• **THE EXERCISE**: Write each record again exactly as it stands.

(Dataset rows)
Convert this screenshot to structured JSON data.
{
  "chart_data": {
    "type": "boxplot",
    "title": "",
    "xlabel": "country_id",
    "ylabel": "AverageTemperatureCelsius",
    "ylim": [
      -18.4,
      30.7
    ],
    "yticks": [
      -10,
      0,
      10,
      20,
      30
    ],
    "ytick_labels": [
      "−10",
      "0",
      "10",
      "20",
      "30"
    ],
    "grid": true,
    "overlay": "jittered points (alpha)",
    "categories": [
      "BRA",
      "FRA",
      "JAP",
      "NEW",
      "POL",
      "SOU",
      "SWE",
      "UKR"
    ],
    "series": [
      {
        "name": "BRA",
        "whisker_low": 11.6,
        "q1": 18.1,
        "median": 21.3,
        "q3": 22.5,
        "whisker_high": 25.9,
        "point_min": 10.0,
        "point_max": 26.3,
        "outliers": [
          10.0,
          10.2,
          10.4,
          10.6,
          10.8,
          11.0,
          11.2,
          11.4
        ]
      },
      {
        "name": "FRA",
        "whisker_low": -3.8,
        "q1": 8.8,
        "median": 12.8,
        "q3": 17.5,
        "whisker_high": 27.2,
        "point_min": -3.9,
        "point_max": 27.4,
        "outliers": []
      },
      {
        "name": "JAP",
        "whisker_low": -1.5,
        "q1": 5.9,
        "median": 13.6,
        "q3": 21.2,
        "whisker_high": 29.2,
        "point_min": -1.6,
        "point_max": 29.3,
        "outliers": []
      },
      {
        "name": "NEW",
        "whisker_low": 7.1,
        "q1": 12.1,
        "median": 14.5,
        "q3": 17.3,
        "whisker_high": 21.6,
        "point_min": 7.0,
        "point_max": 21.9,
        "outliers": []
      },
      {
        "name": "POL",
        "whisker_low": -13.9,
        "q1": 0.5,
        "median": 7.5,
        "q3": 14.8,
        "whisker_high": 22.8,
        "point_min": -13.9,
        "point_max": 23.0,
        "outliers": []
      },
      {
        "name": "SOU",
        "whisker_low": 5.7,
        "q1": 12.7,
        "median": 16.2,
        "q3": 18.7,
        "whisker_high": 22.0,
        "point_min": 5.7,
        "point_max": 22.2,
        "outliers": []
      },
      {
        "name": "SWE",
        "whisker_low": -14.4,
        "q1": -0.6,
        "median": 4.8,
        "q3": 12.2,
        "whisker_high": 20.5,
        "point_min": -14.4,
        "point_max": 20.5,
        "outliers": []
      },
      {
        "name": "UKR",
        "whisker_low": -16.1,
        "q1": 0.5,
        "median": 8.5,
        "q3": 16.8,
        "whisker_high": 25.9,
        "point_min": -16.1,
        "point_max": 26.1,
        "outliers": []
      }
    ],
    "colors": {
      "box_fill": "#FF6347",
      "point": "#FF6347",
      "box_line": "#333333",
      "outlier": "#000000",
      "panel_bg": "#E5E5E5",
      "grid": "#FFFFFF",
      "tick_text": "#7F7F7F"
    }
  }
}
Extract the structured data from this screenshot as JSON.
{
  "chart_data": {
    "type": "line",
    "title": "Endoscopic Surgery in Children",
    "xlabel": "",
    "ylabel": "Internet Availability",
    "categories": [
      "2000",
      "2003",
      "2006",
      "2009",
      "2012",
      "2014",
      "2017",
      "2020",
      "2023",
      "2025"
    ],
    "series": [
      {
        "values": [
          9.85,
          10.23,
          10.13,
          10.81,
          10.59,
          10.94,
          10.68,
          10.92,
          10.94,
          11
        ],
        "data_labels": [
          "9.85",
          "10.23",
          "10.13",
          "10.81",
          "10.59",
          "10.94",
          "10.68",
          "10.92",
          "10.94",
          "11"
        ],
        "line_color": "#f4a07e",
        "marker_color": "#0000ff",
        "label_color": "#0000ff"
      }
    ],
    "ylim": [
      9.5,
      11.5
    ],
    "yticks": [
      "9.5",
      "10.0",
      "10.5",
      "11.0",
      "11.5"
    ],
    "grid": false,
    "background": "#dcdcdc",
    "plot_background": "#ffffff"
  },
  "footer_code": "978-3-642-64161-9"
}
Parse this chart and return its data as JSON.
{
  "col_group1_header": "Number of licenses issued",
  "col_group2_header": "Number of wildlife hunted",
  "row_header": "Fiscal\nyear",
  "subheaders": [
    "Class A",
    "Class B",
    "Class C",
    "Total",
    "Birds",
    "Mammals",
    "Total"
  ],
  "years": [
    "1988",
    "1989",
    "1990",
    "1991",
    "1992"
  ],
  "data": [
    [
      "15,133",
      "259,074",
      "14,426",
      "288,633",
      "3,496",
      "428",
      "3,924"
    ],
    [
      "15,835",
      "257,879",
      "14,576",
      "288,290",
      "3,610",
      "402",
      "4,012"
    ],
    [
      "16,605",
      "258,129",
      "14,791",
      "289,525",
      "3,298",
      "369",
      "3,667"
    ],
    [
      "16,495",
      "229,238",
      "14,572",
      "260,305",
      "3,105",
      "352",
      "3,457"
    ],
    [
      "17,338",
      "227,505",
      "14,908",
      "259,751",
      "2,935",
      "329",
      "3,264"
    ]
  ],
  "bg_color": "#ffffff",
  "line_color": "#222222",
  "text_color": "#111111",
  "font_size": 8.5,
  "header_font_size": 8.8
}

• **OUTPUT FOR THIS EXERCISE**:
Convert this screenshot to structured JSON data.
{
  "chart_data": {
    "type": "boxplot",
    "title": "",
    "xlabel": "country_id",
    "ylabel": "AverageTemperatureCelsius",
    "ylim": [
      -18.4,
      30.7
    ],
    "yticks": [
      -10,
      0,
      10,
      20,
      30
    ],
    "ytick_labels": [
      "−10",
      "0",
      "10",
      "20",
      "30"
    ],
    "grid": true,
    "overlay": "jittered points (alpha)",
    "categories": [
      "BRA",
      "FRA",
      "JAP",
      "NEW",
      "POL",
      "SOU",
      "SWE",
      "UKR"
    ],
    "series": [
      {
        "name": "BRA",
        "whisker_low": 11.6,
        "q1": 18.1,
        "median": 21.3,
        "q3": 22.5,
        "whisker_high": 25.9,
        "point_min": 10.0,
        "point_max": 26.3,
        "outliers": [
          10.0,
          10.2,
          10.4,
          10.6,
          10.8,
          11.0,
          11.2,
          11.4
        ]
      },
      {
        "name": "FRA",
        "whisker_low": -3.8,
        "q1": 8.8,
        "median": 12.8,
        "q3": 17.5,
        "whisker_high": 27.2,
        "point_min": -3.9,
        "point_max": 27.4,
        "outliers": []
      },
      {
        "name": "JAP",
        "whisker_low": -1.5,
        "q1": 5.9,
        "median": 13.6,
        "q3": 21.2,
        "whisker_high": 29.2,
        "point_min": -1.6,
        "point_max": 29.3,
        "outliers": []
      },
      {
        "name": "NEW",
        "whisker_low": 7.1,
        "q1": 12.1,
        "median": 14.5,
        "q3": 17.3,
        "whisker_high": 21.6,
        "point_min": 7.0,
        "point_max": 21.9,
        "outliers": []
      },
      {
        "name": "POL",
        "whisker_low": -13.9,
        "q1": 0.5,
        "median": 7.5,
        "q3": 14.8,
        "whisker_high": 22.8,
        "point_min": -13.9,
        "point_max": 23.0,
        "outliers": []
      },
      {
        "name": "SOU",
        "whisker_low": 5.7,
        "q1": 12.7,
        "median": 16.2,
        "q3": 18.7,
        "whisker_high": 22.0,
        "point_min": 5.7,
        "point_max": 22.2,
        "outliers": []
      },
      {
        "name": "SWE",
        "whisker_low": -14.4,
        "q1": -0.6,
        "median": 4.8,
        "q3": 12.2,
        "whisker_high": 20.5,
        "point_min": -14.4,
        "point_max": 20.5,
        "outliers": []
      },
      {
        "name": "UKR",
        "whisker_low": -16.1,
        "q1": 0.5,
        "median": 8.5,
        "q3": 16.8,
        "whisker_high": 25.9,
        "point_min": -16.1,
        "point_max": 26.1,
        "outliers": []
      }
    ],
    "colors": {
      "box_fill": "#FF6347",
      "point": "#FF6347",
      "box_line": "#333333",
      "outlier": "#000000",
      "panel_bg": "#E5E5E5",
      "grid": "#FFFFFF",
      "tick_text": "#7F7F7F"
    }
  }
}
Extract the structured data from this screenshot as JSON.
{
  "chart_data": {
    "type": "line",
    "title": "Endoscopic Surgery in Children",
    "xlabel": "",
    "ylabel": "Internet Availability",
    "categories": [
      "2000",
      "2003",
      "2006",
      "2009",
      "2012",
      "2014",
      "2017",
      "2020",
      "2023",
      "2025"
    ],
    "series": [
      {
        "values": [
          9.85,
          10.23,
          10.13,
          10.81,
          10.59,
          10.94,
          10.68,
          10.92,
          10.94,
          11
        ],
        "data_labels": [
          "9.85",
          "10.23",
          "10.13",
          "10.81",
          "10.59",
          "10.94",
          "10.68",
          "10.92",
          "10.94",
          "11"
        ],
        "line_color": "#f4a07e",
        "marker_color": "#0000ff",
        "label_color": "#0000ff"
      }
    ],
    "ylim": [
      9.5,
      11.5
    ],
    "yticks": [
      "9.5",
      "10.0",
      "10.5",
      "11.0",
      "11.5"
    ],
    "grid": false,
    "background": "#dcdcdc",
    "plot_background": "#ffffff"
  },
  "footer_code": "978-3-642-64161-9"
}
Parse this chart and return its data as JSON.
{
  "col_group1_header": "Number of licenses issued",
  "col_group2_header": "Number of wildlife hunted",
  "row_header": "Fiscal\nyear",
  "subheaders": [
    "Class A",
    "Class B",
    "Class C",
    "Total",
    "Birds",
    "Mammals",
    "Total"
  ],
  "years": [
    "1988",
    "1989",
    "1990",
    "1991",
    "1992"
  ],
  "data": [
    [
      "15,133",
      "259,074",
      "14,426",
      "288,633",
      "3,496",
      "428",
      "3,924"
    ],
    [
      "15,835",
      "257,879",
      "14,576",
      "288,290",
      "3,610",
      "402",
      "4,012"
    ],
    [
      "16,605",
      "258,129",
      "14,791",
      "289,525",
      "3,298",
      "369",
      "3,667"
    ],
    [
      "16,495",
      "229,238",
      "14,572",
      "260,305",
      "3,105",
      "352",
      "3,457"
    ],
    [
      "17,338",
      "227,505",
      "14,908",
      "259,751",
      "2,935",
      "329",
      "3,264"
    ]
  ],
  "bg_color": "#ffffff",
  "line_color": "#222222",
  "text_color": "#111111",
  "font_size": 8.5,
  "header_font_size": 8.8
}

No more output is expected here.